> PROBLEM REQUIREMENTS
Rewrite the lines below with every occurrence of "interactable" changed to "clickable", leaving everything else as it is.

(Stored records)

=-=-=

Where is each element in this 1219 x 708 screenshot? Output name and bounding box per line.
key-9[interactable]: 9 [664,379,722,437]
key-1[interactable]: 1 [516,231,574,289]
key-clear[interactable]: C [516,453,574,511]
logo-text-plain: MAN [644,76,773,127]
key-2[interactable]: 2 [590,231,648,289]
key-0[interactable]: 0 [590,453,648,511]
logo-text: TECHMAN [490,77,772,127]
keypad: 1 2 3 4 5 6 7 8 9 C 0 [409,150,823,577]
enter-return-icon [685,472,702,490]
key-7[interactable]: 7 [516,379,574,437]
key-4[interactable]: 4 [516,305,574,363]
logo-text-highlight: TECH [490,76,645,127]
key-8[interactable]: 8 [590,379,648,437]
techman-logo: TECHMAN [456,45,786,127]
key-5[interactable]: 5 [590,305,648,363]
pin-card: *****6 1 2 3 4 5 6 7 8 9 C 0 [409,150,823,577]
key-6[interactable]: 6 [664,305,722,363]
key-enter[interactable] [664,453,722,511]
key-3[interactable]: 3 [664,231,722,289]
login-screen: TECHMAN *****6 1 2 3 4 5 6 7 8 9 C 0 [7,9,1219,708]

=-=-=

> RESULT FOR THIS TASK
Where is each element in this 1219 x 708 screenshot? Output name and bounding box per line.
key-9[clickable]: 9 [664,379,722,437]
key-1[clickable]: 1 [516,231,574,289]
key-clear[clickable]: C [516,453,574,511]
logo-text-plain: MAN [644,76,773,127]
key-2[clickable]: 2 [590,231,648,289]
key-0[clickable]: 0 [590,453,648,511]
logo-text: TECHMAN [490,77,772,127]
keypad: 1 2 3 4 5 6 7 8 9 C 0 [409,150,823,577]
enter-return-icon [685,472,702,490]
key-7[clickable]: 7 [516,379,574,437]
key-4[clickable]: 4 [516,305,574,363]
logo-text-highlight: TECH [490,76,645,127]
key-8[clickable]: 8 [590,379,648,437]
techman-logo: TECHMAN [456,45,786,127]
key-5[clickable]: 5 [590,305,648,363]
pin-card: *****6 1 2 3 4 5 6 7 8 9 C 0 [409,150,823,577]
key-6[clickable]: 6 [664,305,722,363]
key-enter[clickable] [664,453,722,511]
key-3[clickable]: 3 [664,231,722,289]
login-screen: TECHMAN *****6 1 2 3 4 5 6 7 8 9 C 0 [7,9,1219,708]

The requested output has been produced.